** Task material follows **
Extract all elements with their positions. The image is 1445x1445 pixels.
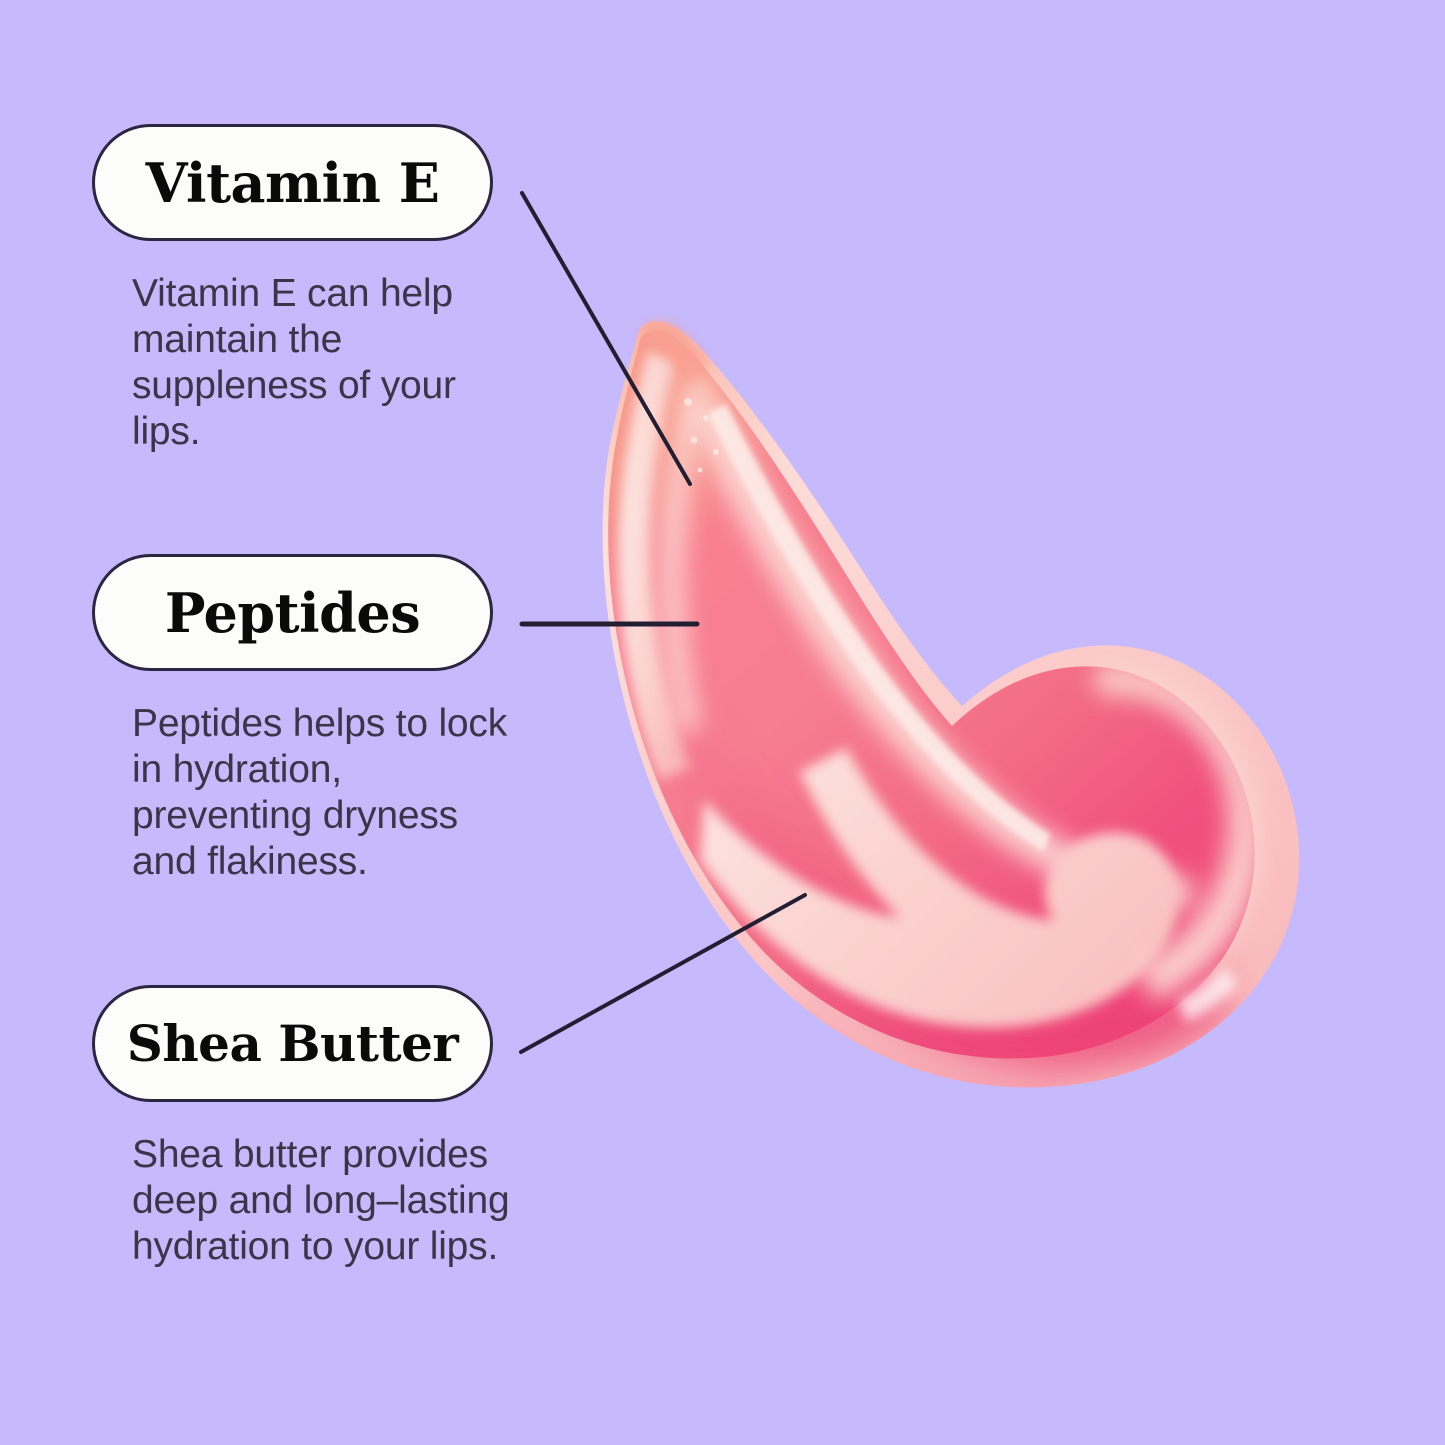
pill-peptides: Peptides — [92, 554, 493, 671]
description-peptides: Peptides helps to lock in hydration, pre… — [132, 701, 532, 885]
callout-shea-butter: Shea Butter Shea butter provides deep an… — [92, 985, 532, 1270]
pill-label-peptides: Peptides — [165, 586, 420, 640]
callout-vitamin-e: Vitamin E Vitamin E can help maintain th… — [92, 124, 532, 455]
description-vitamin-e: Vitamin E can help maintain the supplene… — [132, 271, 532, 455]
pill-label-vitamin-e: Vitamin E — [146, 156, 440, 210]
pill-vitamin-e: Vitamin E — [92, 124, 493, 241]
description-shea-butter: Shea butter provides deep and long–lasti… — [132, 1132, 532, 1270]
callout-peptides: Peptides Peptides helps to lock in hydra… — [92, 554, 532, 885]
infographic-canvas: Vitamin E Vitamin E can help maintain th… — [0, 0, 1445, 1445]
pill-shea-butter: Shea Butter — [92, 985, 493, 1102]
pill-label-shea-butter: Shea Butter — [127, 1019, 459, 1069]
** End of Task material **
§ Task details
Write the lines above out again exactly, without any of their pictures.

§ Result for this exercise
Extract all elements with their positions. The image is 1445x1445 pixels.
pill-peptides: Peptides — [92, 554, 493, 671]
description-peptides: Peptides helps to lock in hydration, pre… — [132, 701, 532, 885]
callout-shea-butter: Shea Butter Shea butter provides deep an… — [92, 985, 532, 1270]
pill-label-peptides: Peptides — [165, 586, 420, 640]
callout-vitamin-e: Vitamin E Vitamin E can help maintain th… — [92, 124, 532, 455]
description-vitamin-e: Vitamin E can help maintain the supplene… — [132, 271, 532, 455]
pill-label-vitamin-e: Vitamin E — [146, 156, 440, 210]
pill-vitamin-e: Vitamin E — [92, 124, 493, 241]
description-shea-butter: Shea butter provides deep and long–lasti… — [132, 1132, 532, 1270]
callout-peptides: Peptides Peptides helps to lock in hydra… — [92, 554, 532, 885]
infographic-canvas: Vitamin E Vitamin E can help maintain th… — [0, 0, 1445, 1445]
pill-shea-butter: Shea Butter — [92, 985, 493, 1102]
pill-label-shea-butter: Shea Butter — [127, 1019, 459, 1069]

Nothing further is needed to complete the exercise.